=== Data supplied ===
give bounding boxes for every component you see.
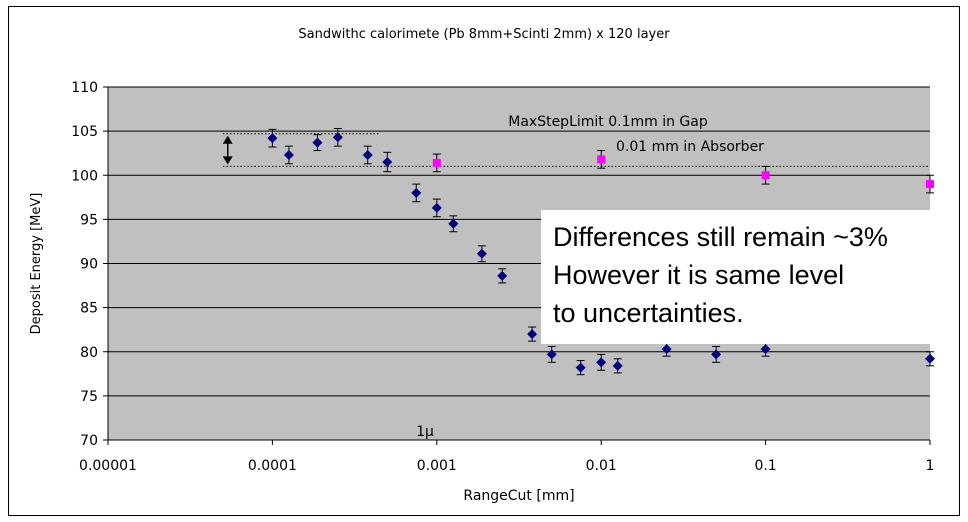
annotation-box: Differences still remain ~3% However it … xyxy=(541,210,941,344)
note-line-2: However it is same level xyxy=(553,260,845,290)
y-tick-label: 90 xyxy=(80,257,98,273)
y-tick-label: 110 xyxy=(71,80,98,96)
data-point-diamond xyxy=(476,248,487,259)
data-point-diamond xyxy=(711,349,722,360)
data-point-diamond xyxy=(411,187,422,198)
y-tick-label: 100 xyxy=(71,168,98,184)
data-point-diamond xyxy=(546,349,557,360)
data-point-diamond xyxy=(312,137,323,148)
data-point-diamond xyxy=(332,132,343,143)
data-point-diamond xyxy=(596,357,607,368)
y-tick-label: 105 xyxy=(71,124,98,140)
annotation-absorber: 0.01 mm in Absorber xyxy=(616,139,764,155)
y-axis-label: Deposit Energy [MeV] xyxy=(29,193,44,335)
data-point-diamond xyxy=(661,344,672,355)
data-point-diamond xyxy=(267,133,278,144)
data-point-square xyxy=(432,158,441,167)
data-point-diamond xyxy=(760,344,771,355)
data-point-diamond xyxy=(497,270,508,281)
arrow-head-down xyxy=(222,156,233,165)
x-tick-label: 0.1 xyxy=(754,458,776,474)
arrow-head-up xyxy=(222,135,233,144)
annotation-micron: 1μ xyxy=(416,424,434,440)
data-point-diamond xyxy=(448,218,459,229)
x-tick-label: 1 xyxy=(926,458,935,474)
data-point-diamond xyxy=(575,362,586,373)
x-tick-label: 0.001 xyxy=(417,458,457,474)
note-line-3: to uncertainties. xyxy=(553,298,744,328)
y-tick-label: 95 xyxy=(80,212,98,228)
data-point-diamond xyxy=(283,149,294,160)
x-axis-label: RangeCut [mm] xyxy=(463,488,574,504)
data-point-diamond xyxy=(431,202,442,213)
y-tick-label: 80 xyxy=(80,345,98,361)
x-tick-label: 0.00001 xyxy=(79,458,137,474)
y-tick-label: 75 xyxy=(80,389,98,405)
x-tick-label: 0.01 xyxy=(586,458,617,474)
data-point-diamond xyxy=(612,360,623,371)
data-point-diamond xyxy=(362,149,373,160)
chart-title: Sandwithc calorimete (Pb 8mm+Scinti 2mm)… xyxy=(298,27,670,42)
x-tick-label: 0.0001 xyxy=(248,458,297,474)
annotation-max-step: MaxStepLimit 0.1mm in Gap xyxy=(508,114,708,130)
data-point-diamond xyxy=(382,157,393,168)
note-line-1: Differences still remain ~3% xyxy=(553,222,888,252)
y-tick-label: 70 xyxy=(80,433,98,449)
data-point-square xyxy=(761,171,770,180)
data-point-diamond xyxy=(527,329,538,340)
y-tick-label: 85 xyxy=(80,301,98,317)
data-point-diamond xyxy=(925,353,935,364)
data-point-square xyxy=(597,155,606,164)
data-point-square xyxy=(926,180,934,189)
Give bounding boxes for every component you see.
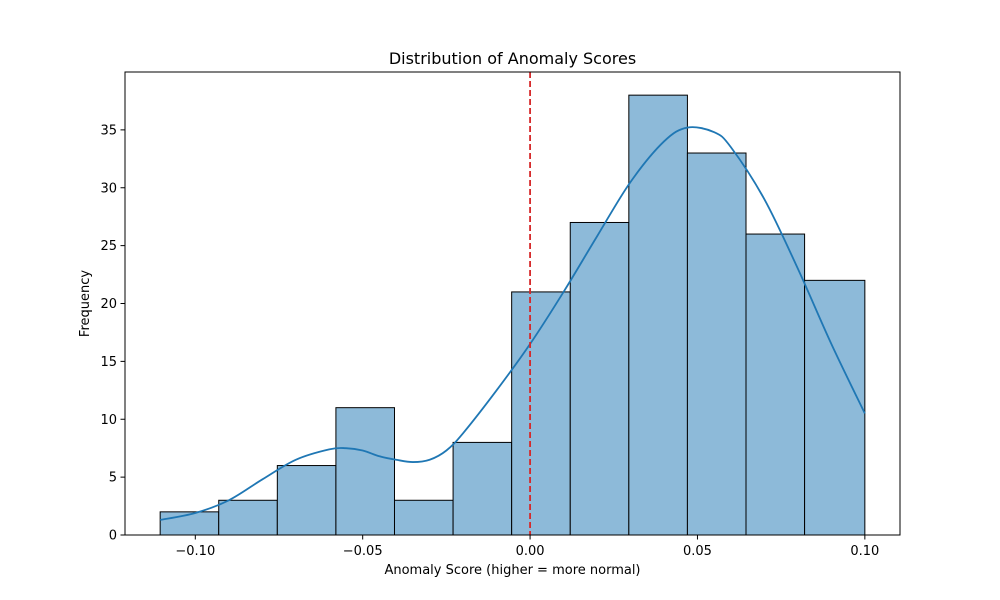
- x-tick-label: −0.05: [343, 544, 383, 559]
- histogram-bar: [511, 291, 571, 536]
- x-tick-label: 0.00: [516, 544, 545, 559]
- y-tick-label: 30: [100, 181, 117, 196]
- y-axis-label: Frequency: [78, 270, 93, 337]
- histogram-bar: [276, 465, 337, 536]
- y-tick-label: 25: [100, 239, 117, 254]
- x-axis-ticks: −0.10 −0.05 0.00 0.05 0.10: [175, 535, 879, 559]
- kde-curve: [159, 126, 866, 521]
- y-tick-label: 35: [100, 123, 117, 138]
- histogram-bar: [745, 233, 806, 536]
- bars-group: [159, 94, 866, 536]
- histogram-bar: [452, 441, 513, 536]
- y-tick-label: 10: [100, 413, 117, 428]
- histogram-bar: [218, 499, 278, 536]
- x-tick-label: 0.05: [683, 544, 712, 559]
- histogram-bar: [804, 279, 866, 536]
- y-tick-label: 0: [109, 529, 117, 544]
- histogram-bar: [628, 94, 688, 536]
- chart-title: Distribution of Anomaly Scores: [389, 49, 636, 68]
- x-tick-label: −0.10: [175, 544, 215, 559]
- x-tick-label: 0.10: [850, 544, 879, 559]
- histogram-bar: [393, 499, 454, 536]
- kde-group: [159, 126, 866, 521]
- histogram-bar: [686, 152, 747, 536]
- histogram-bar: [569, 221, 630, 536]
- y-tick-label: 15: [100, 355, 117, 370]
- y-axis-ticks: 0 5 10 15 20 25 30 35: [100, 123, 125, 544]
- x-axis-label: Anomaly Score (higher = more normal): [384, 563, 640, 578]
- y-tick-label: 5: [109, 471, 117, 486]
- y-tick-label: 20: [100, 297, 117, 312]
- histogram-bar: [335, 407, 395, 536]
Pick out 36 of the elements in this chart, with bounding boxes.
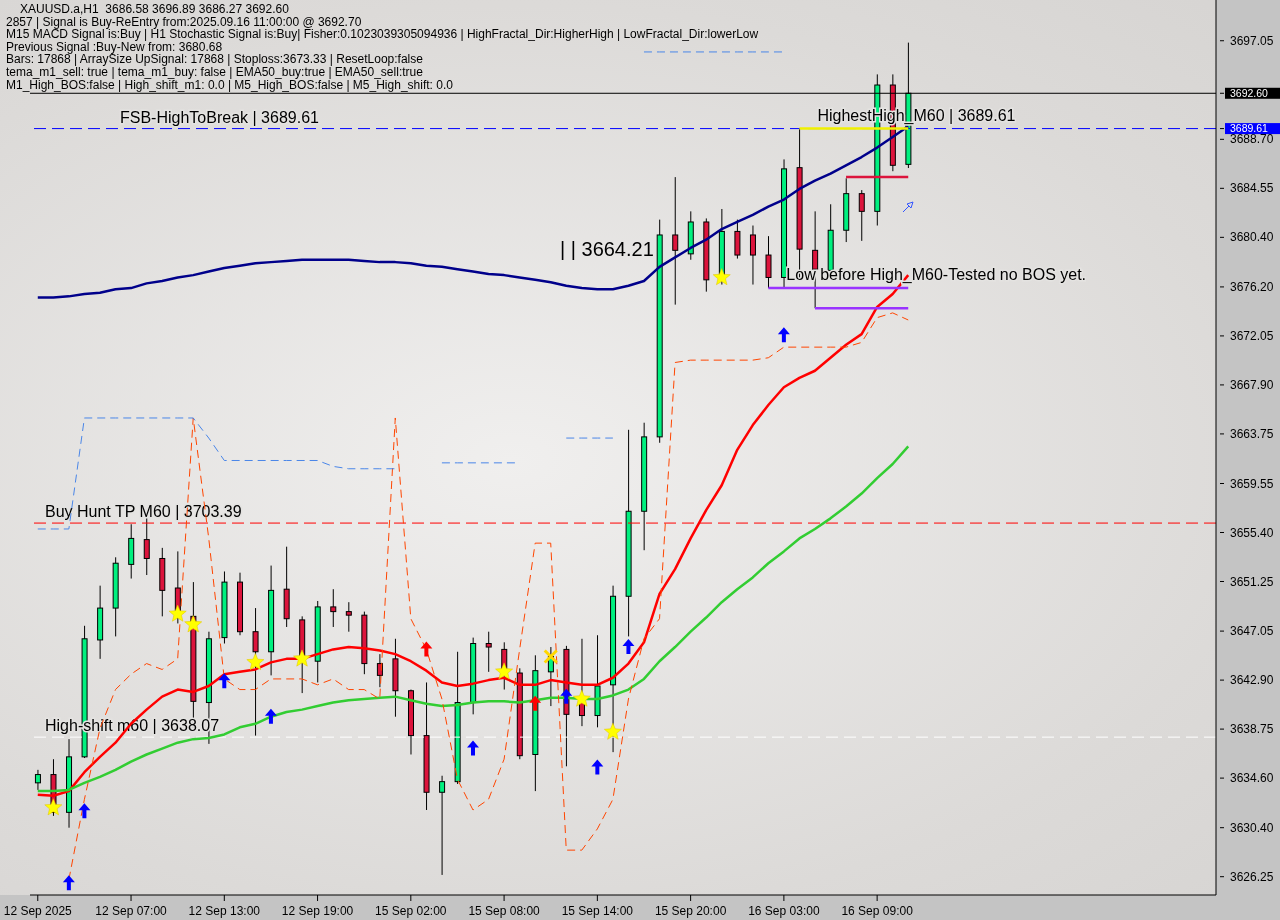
===
-- Written request --
Return, word for word, the lines of the records from the line containing "- x-tick-label: −0.05: [343, 544, 383, 559]" through the last line of the records, both included, and leave the pictures out.

-- Result for this exercise --
- x-tick-label: −0.05: [343, 544, 383, 559]
- histogram-bar: [511, 291, 571, 536]
- x-tick-label: 0.00: [516, 544, 545, 559]
- y-tick-label: 30: [100, 181, 117, 196]
- y-axis-label: Frequency: [78, 270, 93, 337]
- histogram-bar: [276, 465, 337, 536]
- y-tick-label: 25: [100, 239, 117, 254]
- x-axis-ticks: −0.10 −0.05 0.00 0.05 0.10: [175, 535, 879, 559]
- kde-curve: [159, 126, 866, 521]
- y-tick-label: 35: [100, 123, 117, 138]
- histogram-bar: [745, 233, 806, 536]
- bars-group: [159, 94, 866, 536]
- histogram-bar: [452, 441, 513, 536]
- y-tick-label: 10: [100, 413, 117, 428]
- histogram-bar: [218, 499, 278, 536]
- x-tick-label: 0.05: [683, 544, 712, 559]
- histogram-bar: [804, 279, 866, 536]
- y-tick-label: 0: [109, 529, 117, 544]
- histogram-bar: [628, 94, 688, 536]
- chart-title: Distribution of Anomaly Scores: [389, 49, 636, 68]
- x-tick-label: −0.10: [175, 544, 215, 559]
- x-tick-label: 0.10: [850, 544, 879, 559]
- histogram-bar: [393, 499, 454, 536]
- kde-group: [159, 126, 866, 521]
- histogram-bar: [686, 152, 747, 536]
- histogram-bar: [569, 221, 630, 536]
- y-tick-label: 15: [100, 355, 117, 370]
- y-axis-ticks: 0 5 10 15 20 25 30 35: [100, 123, 125, 544]
- x-axis-label: Anomaly Score (higher = more normal): [384, 563, 640, 578]
- y-tick-label: 5: [109, 471, 117, 486]
- y-tick-label: 20: [100, 297, 117, 312]
- histogram-bar: [335, 407, 395, 536]
Pick out 36 of the elements in this chart, with bounding boxes.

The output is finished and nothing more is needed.